- The problem -
Leave the pictures out and transcribe every record exactly.

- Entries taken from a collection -

[start]

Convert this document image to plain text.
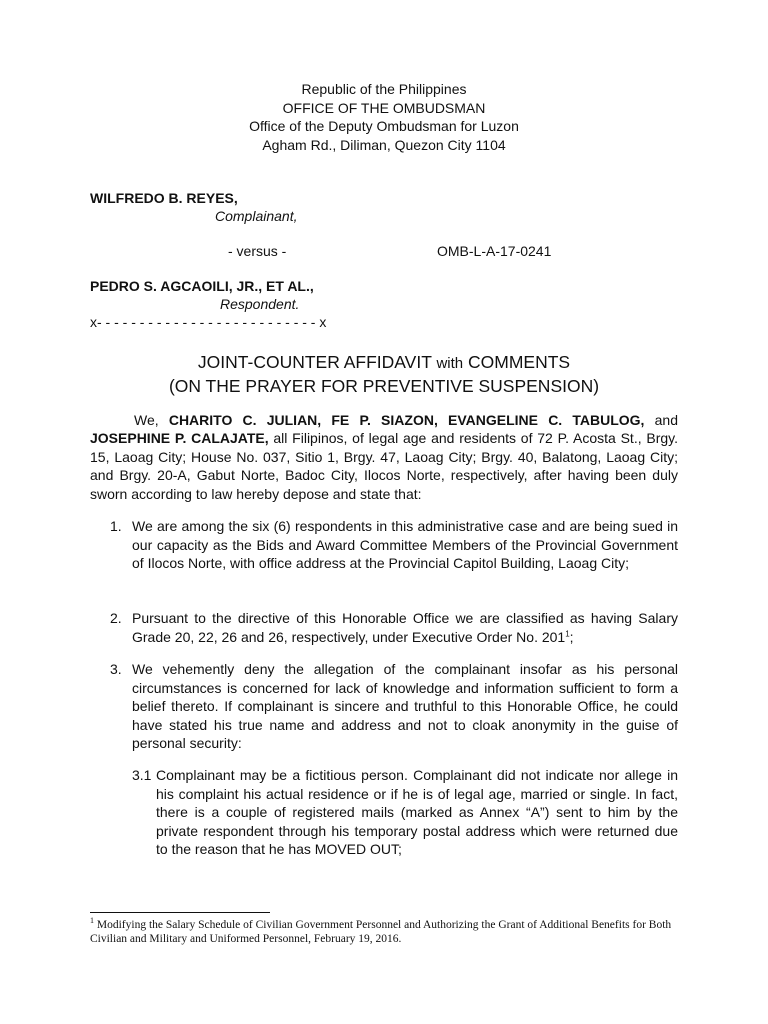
Republic of the Philippines
OFFICE OF THE OMBUDSMAN
Office of the Deputy Ombudsman for Luzon
Agham Rd., Diliman, Quezon City 1104
WILFREDO B. REYES,
Complainant,
- versus -	OMB-L-A-17-0241
PEDRO S. AGCAOILI, JR., ET AL.,
Respondent.
x- - - - - - - - - - - - - - - - - - - - - - - - - - x
JOINT-COUNTER AFFIDAVIT with COMMENTS
(ON THE PRAYER FOR PREVENTIVE SUSPENSION)
We, CHARITO C. JULIAN, FE P. SIAZON, EVANGELINE C. TABULOG, and JOSEPHINE P. CALAJATE, all Filipinos, of legal age and residents of 72 P. Acosta St., Brgy. 15, Laoag City; House No. 037, Sitio 1, Brgy. 47, Laoag City; Brgy. 40, Balatong, Laoag City; and Brgy. 20-A, Gabut Norte, Badoc City, Ilocos Norte, respectively, after having been duly sworn according to law hereby depose and state that:
1. We are among the six (6) respondents in this administrative case and are being sued in our capacity as the Bids and Award Committee Members of the Provincial Government of Ilocos Norte, with office address at the Provincial Capitol Building, Laoag City;
2. Pursuant to the directive of this Honorable Office we are classified as having Salary Grade 20, 22, 26 and 26, respectively, under Executive Order No. $201^1$;
3. We vehemently deny the allegation of the complainant insofar as his personal circumstances is concerned for lack of knowledge and information sufficient to form a belief thereto. If complainant is sincere and truthful to this Honorable Office, he could have stated his true name and address and not to cloak anonymity in the guise of personal security:
3.1 Complainant may be a fictitious person. Complainant did not indicate nor allege in his complaint his actual residence or if he is of legal age, married or single. In fact, there is a couple of registered mails (marked as Annex “A”) sent to him by the private respondent through his temporary postal address which were returned due to the reason that he has MOVED OUT;
$^1$ Modifying the Salary Schedule of Civilian Government Personnel and Authorizing the Grant of Additional Benefits for Both Civilian and Military and Uniformed Personnel, February 19, 2016.
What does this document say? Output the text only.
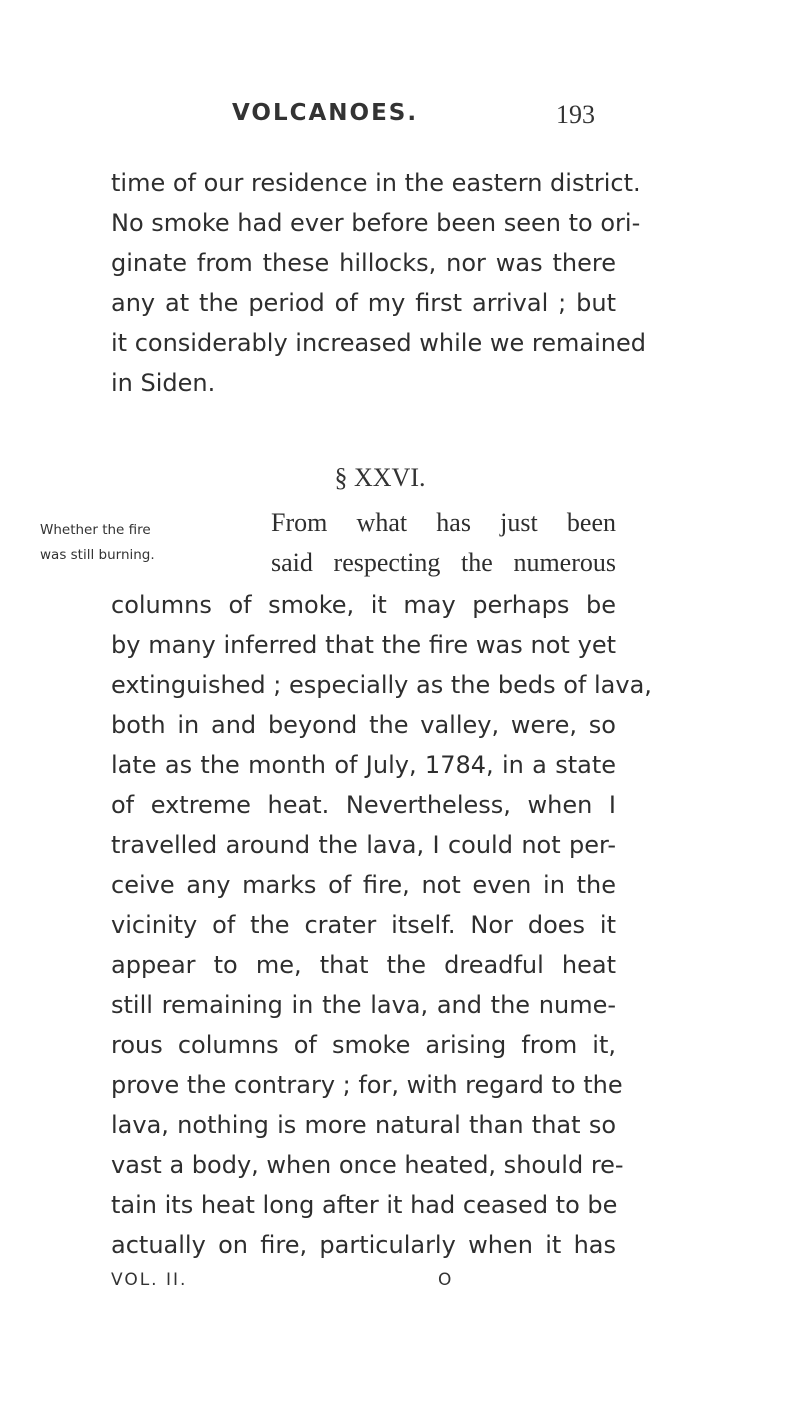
VOLCANOES.	193
time of our residence in the eastern district.
No smoke had ever before been seen to ori-
ginate from these hillocks, nor was there
any at the period of my first arrival ; but
it considerably increased while we remained
in Siden.
§ XXVI.
Whether the fire
was still burning.
From what has just been
said respecting the numerous
columns of smoke, it may perhaps be
by many inferred that the fire was not yet
extinguished ; especially as the beds of lava,
both in and beyond the valley, were, so
late as the month of July, 1784, in a state
of extreme heat. Nevertheless, when I
travelled around the lava, I could not per-
ceive any marks of fire, not even in the
vicinity of the crater itself. Nor does it
appear to me, that the dreadful heat
still remaining in the lava, and the nume-
rous columns of smoke arising from it,
prove the contrary ; for, with regard to the
lava, nothing is more natural than that so
vast a body, when once heated, should re-
tain its heat long after it had ceased to be
actually on fire, particularly when it has
VOL. II.	O
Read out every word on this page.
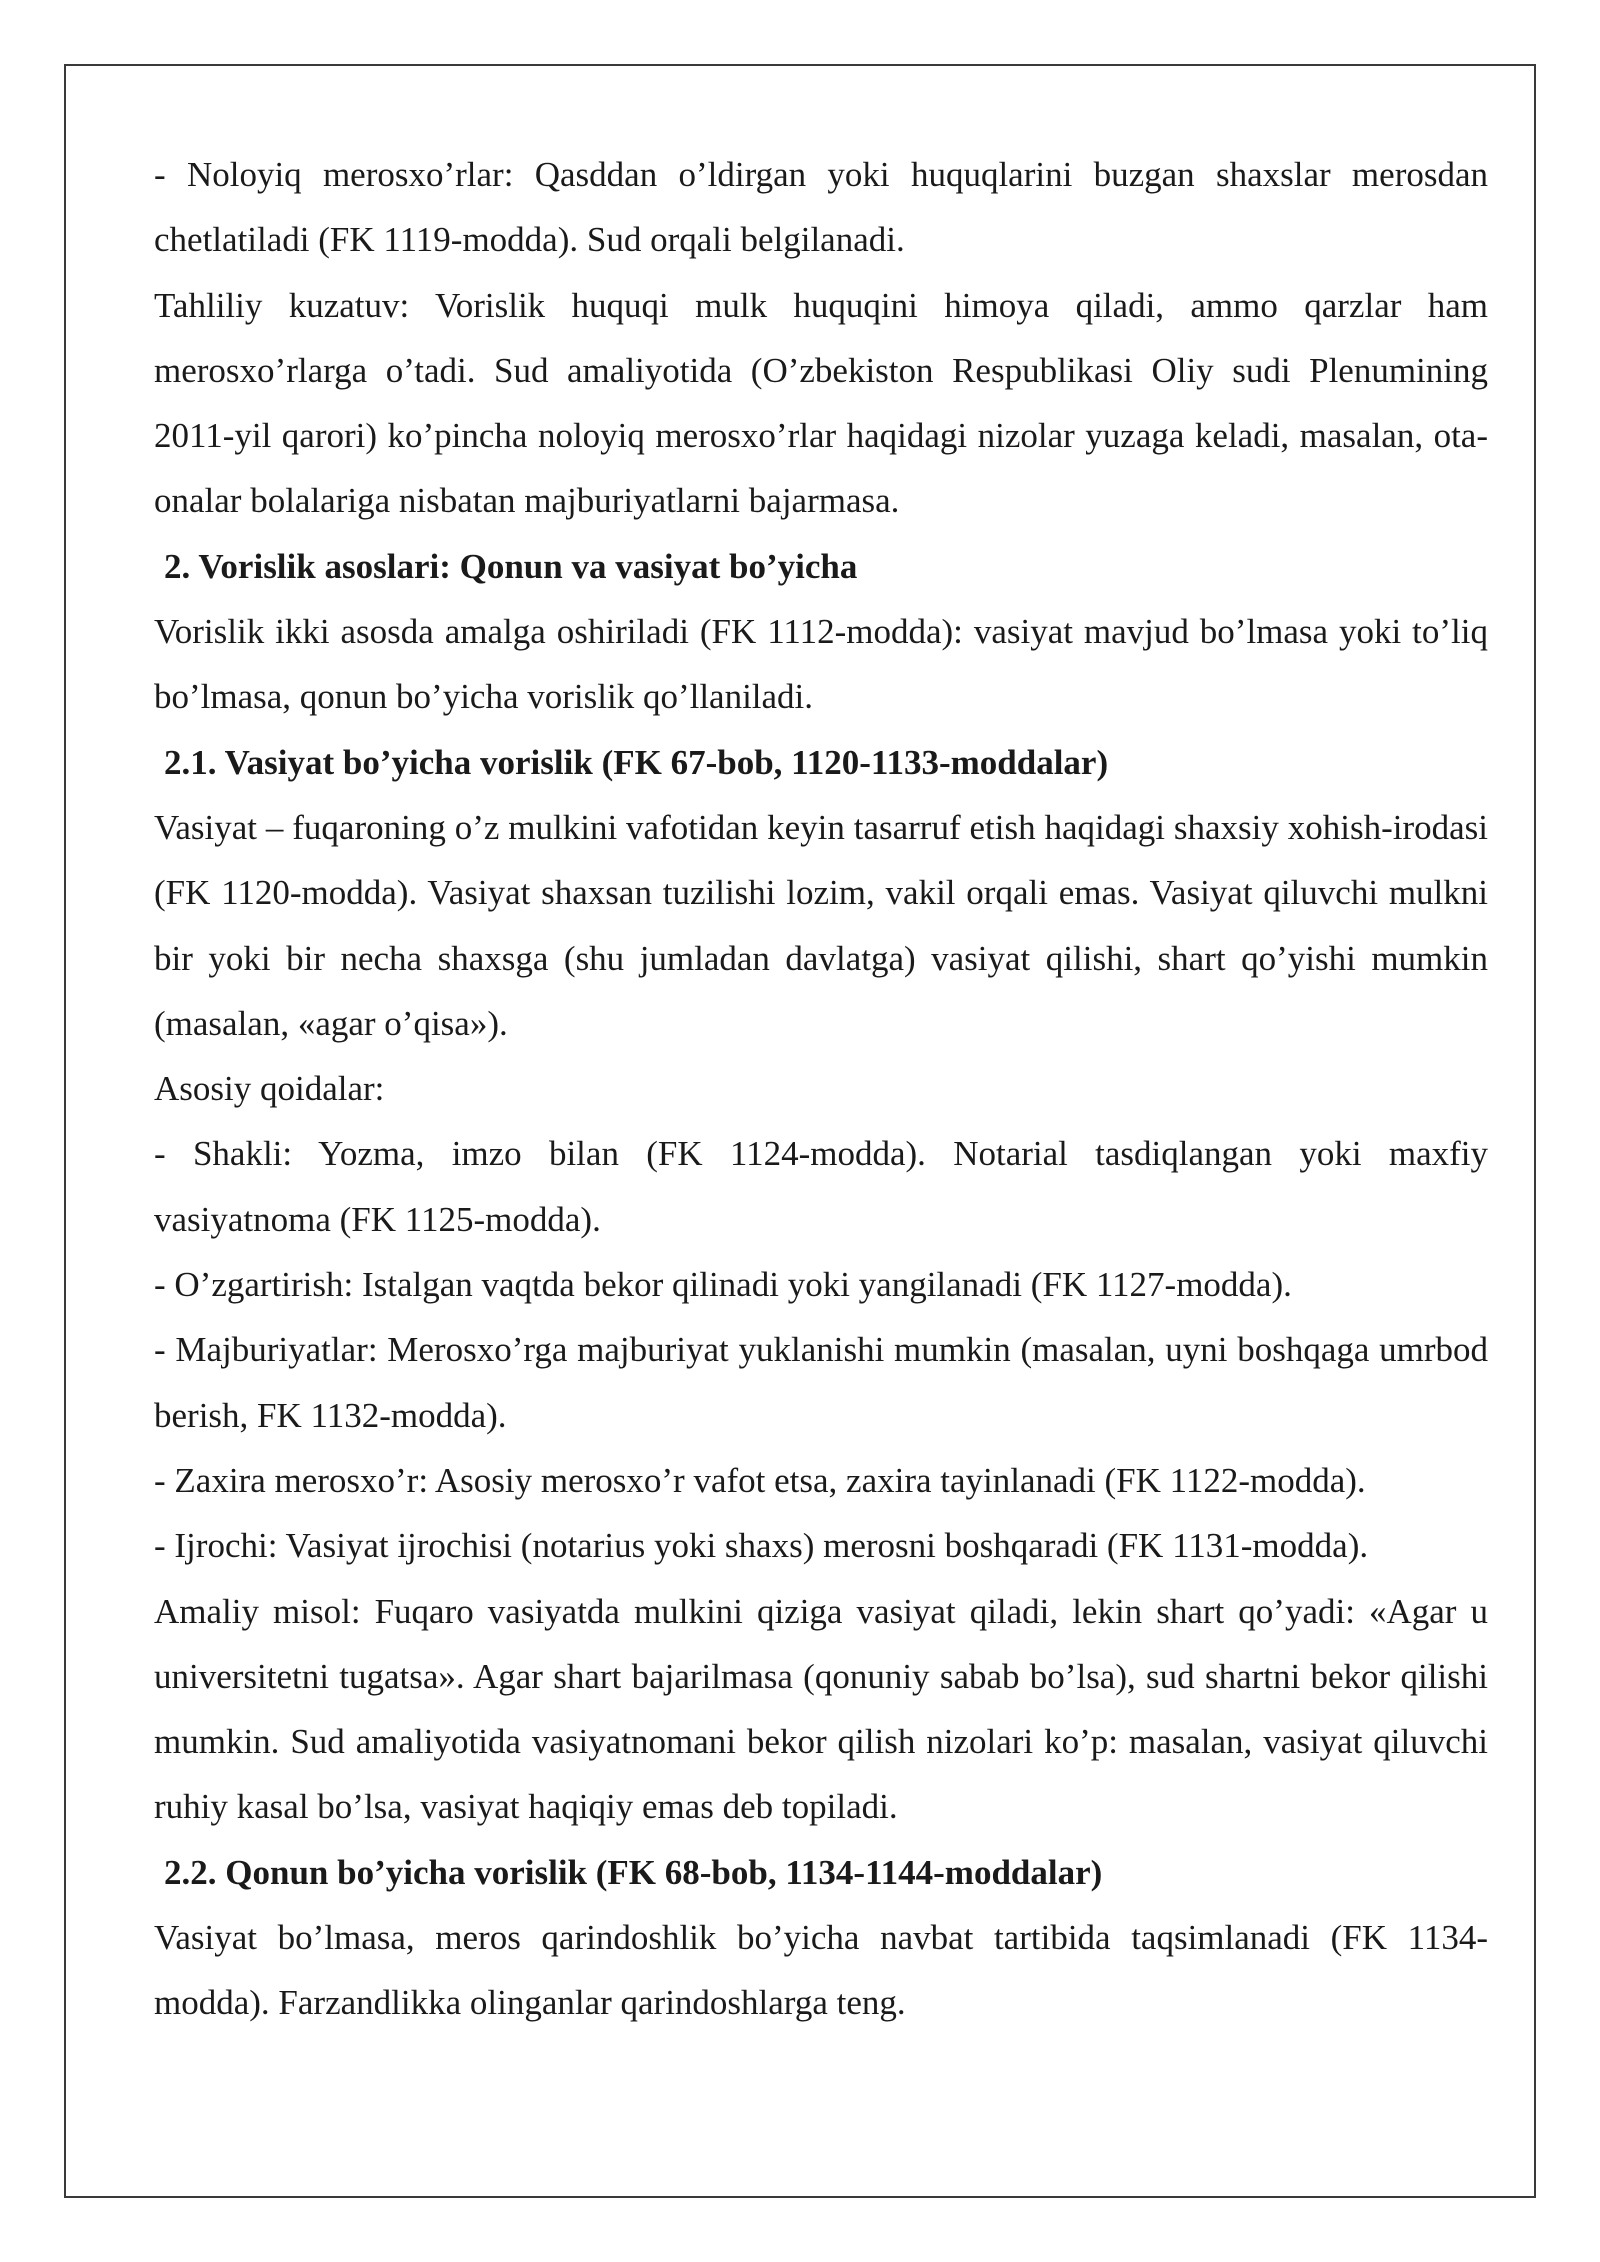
- Noloyiq merosxo’rlar: Qasddan o’ldirgan yoki huquqlarini buzgan shaxslar merosdan chetlatiladi (FK 1119-modda). Sud orqali belgilanadi.

Tahliliy kuzatuv: Vorislik huquqi mulk huquqini himoya qiladi, ammo qarzlar ham merosxo’rlarga o’tadi. Sud amaliyotida (O’zbekiston Respublikasi Oliy sudi Plenumining 2011-yil qarori) ko’pincha noloyiq merosxo’rlar haqidagi nizolar yuzaga keladi, masalan, ota-onalar bolalariga nisbatan majburiyatlarni bajarmasa.

2. Vorislik asoslari: Qonun va vasiyat bo’yicha

Vorislik ikki asosda amalga oshiriladi (FK 1112-modda): vasiyat mavjud bo’lmasa yoki to’liq bo’lmasa, qonun bo’yicha vorislik qo’llaniladi.

2.1. Vasiyat bo’yicha vorislik (FK 67-bob, 1120-1133-moddalar)

Vasiyat – fuqaroning o’z mulkini vafotidan keyin tasarruf etish haqidagi shaxsiy xohish-irodasi (FK 1120-modda). Vasiyat shaxsan tuzilishi lozim, vakil orqali emas. Vasiyat qiluvchi mulkni bir yoki bir necha shaxsga (shu jumladan davlatga) vasiyat qilishi, shart qo’yishi mumkin (masalan, «agar o’qisa»).

Asosiy qoidalar:

- Shakli: Yozma, imzo bilan (FK 1124-modda). Notarial tasdiqlangan yoki maxfiy vasiyatnoma (FK 1125-modda).

- O’zgartirish: Istalgan vaqtda bekor qilinadi yoki yangilanadi (FK 1127-modda).

- Majburiyatlar: Merosxo’rga majburiyat yuklanishi mumkin (masalan, uyni boshqaga umrbod berish, FK 1132-modda).

- Zaxira merosxo’r: Asosiy merosxo’r vafot etsa, zaxira tayinlanadi (FK 1122-modda).

- Ijrochi: Vasiyat ijrochisi (notarius yoki shaxs) merosni boshqaradi (FK 1131-modda).

Amaliy misol: Fuqaro vasiyatda mulkini qiziga vasiyat qiladi, lekin shart qo’yadi: «Agar u universitetni tugatsa». Agar shart bajarilmasa (qonuniy sabab bo’lsa), sud shartni bekor qilishi mumkin. Sud amaliyotida vasiyatnomani bekor qilish nizolari ko’p: masalan, vasiyat qiluvchi ruhiy kasal bo’lsa, vasiyat haqiqiy emas deb topiladi.

2.2. Qonun bo’yicha vorislik (FK 68-bob, 1134-1144-moddalar)

Vasiyat bo’lmasa, meros qarindoshlik bo’yicha navbat tartibida taqsimlanadi (FK 1134-modda). Farzandlikka olinganlar qarindoshlarga teng.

[end]

- Solution to this problem -
Convert this document image to plain text.
Republic of the Philippines
OFFICE OF THE OMBUDSMAN
Office of the Deputy Ombudsman for Luzon
Agham Rd., Diliman, Quezon City 1104
WILFREDO B. REYES,
Complainant,
- versus -	OMB-L-A-17-0241
PEDRO S. AGCAOILI, JR., ET AL.,
Respondent.
x- - - - - - - - - - - - - - - - - - - - - - - - - - x
JOINT-COUNTER AFFIDAVIT with COMMENTS
(ON THE PRAYER FOR PREVENTIVE SUSPENSION)
We, CHARITO C. JULIAN, FE P. SIAZON, EVANGELINE C. TABULOG, and JOSEPHINE P. CALAJATE, all Filipinos, of legal age and residents of 72 P. Acosta St., Brgy. 15, Laoag City; House No. 037, Sitio 1, Brgy. 47, Laoag City; Brgy. 40, Balatong, Laoag City; and Brgy. 20-A, Gabut Norte, Badoc City, Ilocos Norte, respectively, after having been duly sworn according to law hereby depose and state that:
1. We are among the six (6) respondents in this administrative case and are being sued in our capacity as the Bids and Award Committee Members of the Provincial Government of Ilocos Norte, with office address at the Provincial Capitol Building, Laoag City;
2. Pursuant to the directive of this Honorable Office we are classified as having Salary Grade 20, 22, 26 and 26, respectively, under Executive Order No. $201^1$;
3. We vehemently deny the allegation of the complainant insofar as his personal circumstances is concerned for lack of knowledge and information sufficient to form a belief thereto. If complainant is sincere and truthful to this Honorable Office, he could have stated his true name and address and not to cloak anonymity in the guise of personal security:
3.1 Complainant may be a fictitious person. Complainant did not indicate nor allege in his complaint his actual residence or if he is of legal age, married or single. In fact, there is a couple of registered mails (marked as Annex “A”) sent to him by the private respondent through his temporary postal address which were returned due to the reason that he has MOVED OUT;
$^1$ Modifying the Salary Schedule of Civilian Government Personnel and Authorizing the Grant of Additional Benefits for Both Civilian and Military and Uniformed Personnel, February 19, 2016.
What does this document say? Output the text only.
VOLCANOES.	193
time of our residence in the eastern district.
No smoke had ever before been seen to ori-
ginate from these hillocks, nor was there
any at the period of my first arrival ; but
it considerably increased while we remained
in Siden.
§ XXVI.
Whether the fire
was still burning.
From what has just been
said respecting the numerous
columns of smoke, it may perhaps be
by many inferred that the fire was not yet
extinguished ; especially as the beds of lava,
both in and beyond the valley, were, so
late as the month of July, 1784, in a state
of extreme heat. Nevertheless, when I
travelled around the lava, I could not per-
ceive any marks of fire, not even in the
vicinity of the crater itself. Nor does it
appear to me, that the dreadful heat
still remaining in the lava, and the nume-
rous columns of smoke arising from it,
prove the contrary ; for, with regard to the
lava, nothing is more natural than that so
vast a body, when once heated, should re-
tain its heat long after it had ceased to be
actually on fire, particularly when it has
VOL. II.	O
Read out every word on this page.
- Noloyiq merosxo’rlar: Qasddan o’ldirgan yoki huquqlarini buzgan shaxslar merosdan chetlatiladi (FK 1119-modda). Sud orqali belgilanadi.

Tahliliy kuzatuv: Vorislik huquqi mulk huquqini himoya qiladi, ammo qarzlar ham merosxo’rlarga o’tadi. Sud amaliyotida (O’zbekiston Respublikasi Oliy sudi Plenumining 2011-yil qarori) ko’pincha noloyiq merosxo’rlar haqidagi nizolar yuzaga keladi, masalan, ota-onalar bolalariga nisbatan majburiyatlarni bajarmasa.

2. Vorislik asoslari: Qonun va vasiyat bo’yicha

Vorislik ikki asosda amalga oshiriladi (FK 1112-modda): vasiyat mavjud bo’lmasa yoki to’liq bo’lmasa, qonun bo’yicha vorislik qo’llaniladi.

2.1. Vasiyat bo’yicha vorislik (FK 67-bob, 1120-1133-moddalar)

Vasiyat – fuqaroning o’z mulkini vafotidan keyin tasarruf etish haqidagi shaxsiy xohish-irodasi (FK 1120-modda). Vasiyat shaxsan tuzilishi lozim, vakil orqali emas. Vasiyat qiluvchi mulkni bir yoki bir necha shaxsga (shu jumladan davlatga) vasiyat qilishi, shart qo’yishi mumkin (masalan, «agar o’qisa»).

Asosiy qoidalar:

- Shakli: Yozma, imzo bilan (FK 1124-modda). Notarial tasdiqlangan yoki maxfiy vasiyatnoma (FK 1125-modda).

- O’zgartirish: Istalgan vaqtda bekor qilinadi yoki yangilanadi (FK 1127-modda).

- Majburiyatlar: Merosxo’rga majburiyat yuklanishi mumkin (masalan, uyni boshqaga umrbod berish, FK 1132-modda).

- Zaxira merosxo’r: Asosiy merosxo’r vafot etsa, zaxira tayinlanadi (FK 1122-modda).

- Ijrochi: Vasiyat ijrochisi (notarius yoki shaxs) merosni boshqaradi (FK 1131-modda).

Amaliy misol: Fuqaro vasiyatda mulkini qiziga vasiyat qiladi, lekin shart qo’yadi: «Agar u universitetni tugatsa». Agar shart bajarilmasa (qonuniy sabab bo’lsa), sud shartni bekor qilishi mumkin. Sud amaliyotida vasiyatnomani bekor qilish nizolari ko’p: masalan, vasiyat qiluvchi ruhiy kasal bo’lsa, vasiyat haqiqiy emas deb topiladi.

2.2. Qonun bo’yicha vorislik (FK 68-bob, 1134-1144-moddalar)

Vasiyat bo’lmasa, meros qarindoshlik bo’yicha navbat tartibida taqsimlanadi (FK 1134-modda). Farzandlikka olinganlar qarindoshlarga teng.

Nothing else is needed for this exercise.